:: The problem ::
Only the number is wanted: count the lines that include the word "сведения".

-------- Material --------

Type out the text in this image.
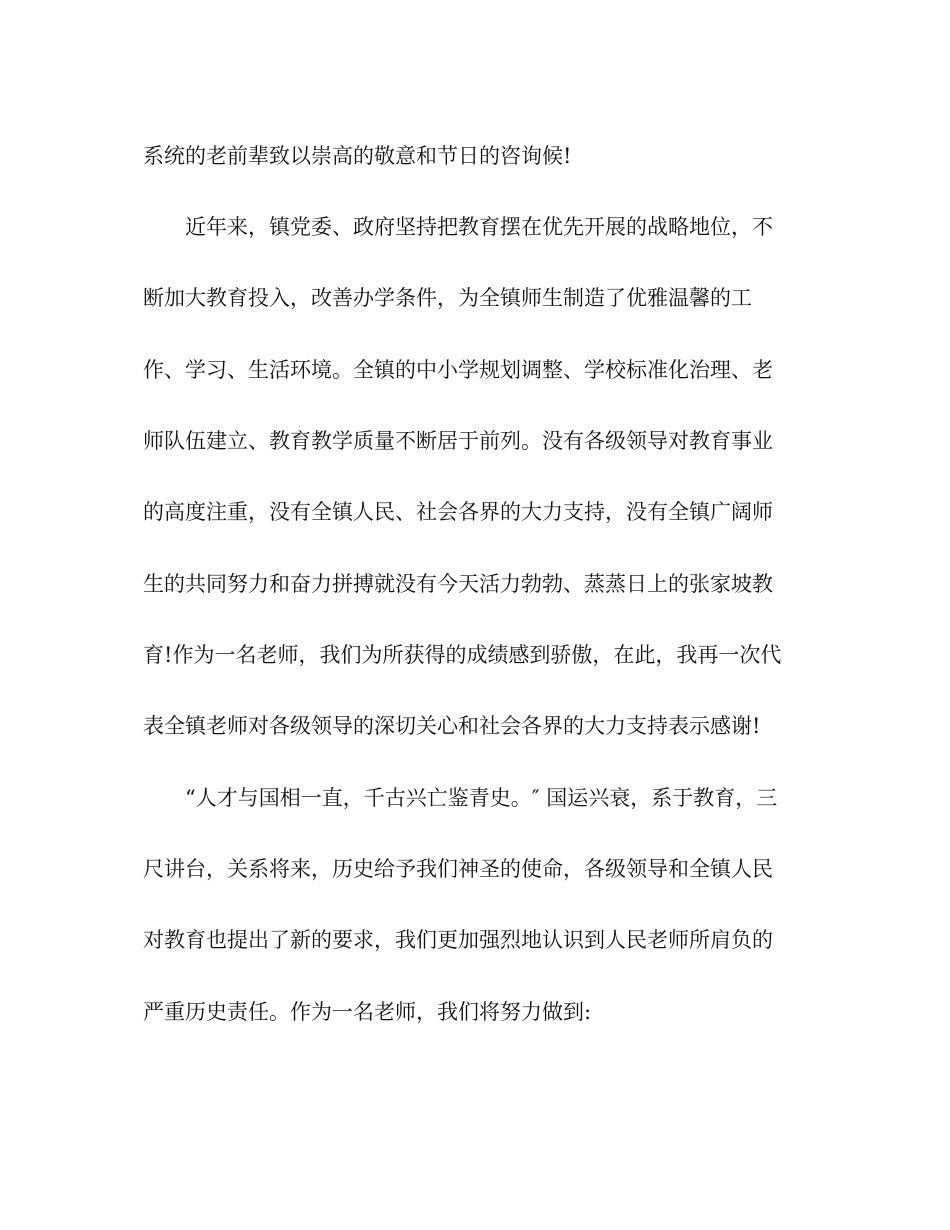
系统的老前辈致以崇高的敬意和节日的咨询候!
近年来，镇党委、政府坚持把教育摆在优先开展的战略地位，不
断加大教育投入，改善办学条件，为全镇师生制造了优雅温馨的工
作、学习、生活环境。全镇的中小学规划调整、学校标准化治理、老
师队伍建立、教育教学质量不断居于前列。没有各级领导对教育事业
的高度注重，没有全镇人民、社会各界的大力支持，没有全镇广阔师
生的共同努力和奋力拼搏就没有今天活力勃勃、蒸蒸日上的张家坡教
育!作为一名老师，我们为所获得的成绩感到骄傲，在此，我再一次代
表全镇老师对各级领导的深切关心和社会各界的大力支持表示感谢!
“人才与国相一直，千古兴亡鉴青史。″ 国运兴衰，系于教育，三
尺讲台，关系将来，历史给予我们神圣的使命，各级领导和全镇人民
对教育也提出了新的要求，我们更加强烈地认识到人民老师所肩负的
严重历史责任。作为一名老师，我们将努力做到:
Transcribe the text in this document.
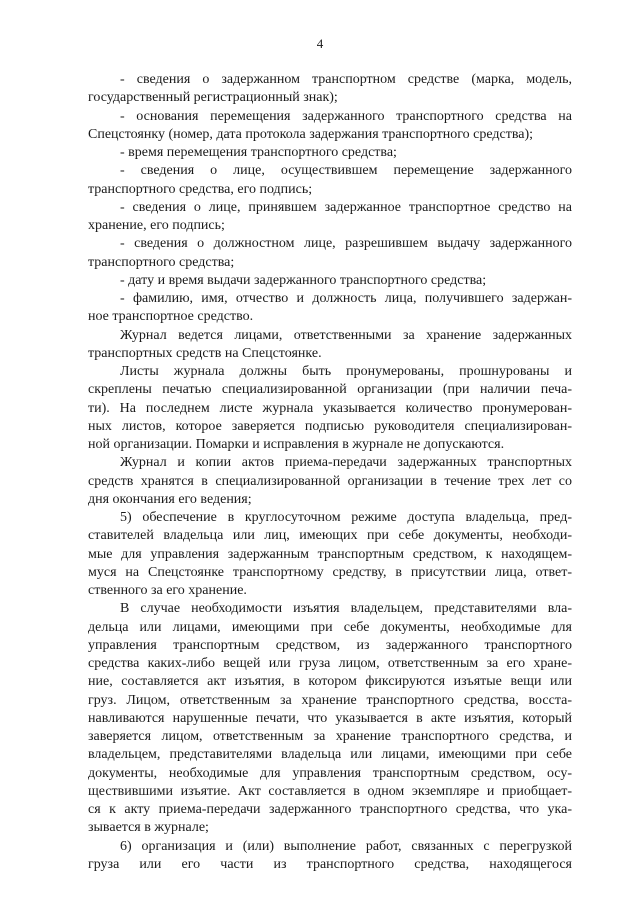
4
- сведения о задержанном транспортном средстве (марка, модель,
государственный регистрационный знак);
- основания перемещения задержанного транспортного средства на
Спецстоянку (номер, дата протокола задержания транспортного средства);
- время перемещения транспортного средства;
- сведения о лице, осуществившем перемещение задержанного
транспортного средства, его подпись;
- сведения о лице, принявшем задержанное транспортное средство на
хранение, его подпись;
- сведения о должностном лице, разрешившем выдачу задержанного
транспортного средства;
- дату и время выдачи задержанного транспортного средства;
- фамилию, имя, отчество и должность лица, получившего задержан-
ное транспортное средство.
Журнал ведется лицами, ответственными за хранение задержанных
транспортных средств на Спецстоянке.
Листы журнала должны быть пронумерованы, прошнурованы и
скреплены печатью специализированной организации (при наличии печа-
ти). На последнем листе журнала указывается количество пронумерован-
ных листов, которое заверяется подписью руководителя специализирован-
ной организации. Помарки и исправления в журнале не допускаются.
Журнал и копии актов приема-передачи задержанных транспортных
средств хранятся в специализированной организации в течение трех лет со
дня окончания его ведения;
5) обеспечение в круглосуточном режиме доступа владельца, пред-
ставителей владельца или лиц, имеющих при себе документы, необходи-
мые для управления задержанным транспортным средством, к находящем-
муся на Спецстоянке транспортному средству, в присутствии лица, ответ-
ственного за его хранение.
В случае необходимости изъятия владельцем, представителями вла-
дельца или лицами, имеющими при себе документы, необходимые для
управления транспортным средством, из задержанного транспортного
средства каких-либо вещей или груза лицом, ответственным за его хране-
ние, составляется акт изъятия, в котором фиксируются изъятые вещи или
груз. Лицом, ответственным за хранение транспортного средства, восста-
навливаются нарушенные печати, что указывается в акте изъятия, который
заверяется лицом, ответственным за хранение транспортного средства, и
владельцем, представителями владельца или лицами, имеющими при себе
документы, необходимые для управления транспортным средством, осу-
ществившими изъятие. Акт составляется в одном экземпляре и приобщает-
ся к акту приема-передачи задержанного транспортного средства, что ука-
зывается в журнале;
6) организация и (или) выполнение работ, связанных с перегрузкой
груза или его части из транспортного средства, находящегося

--------

:: Exercise output ::
4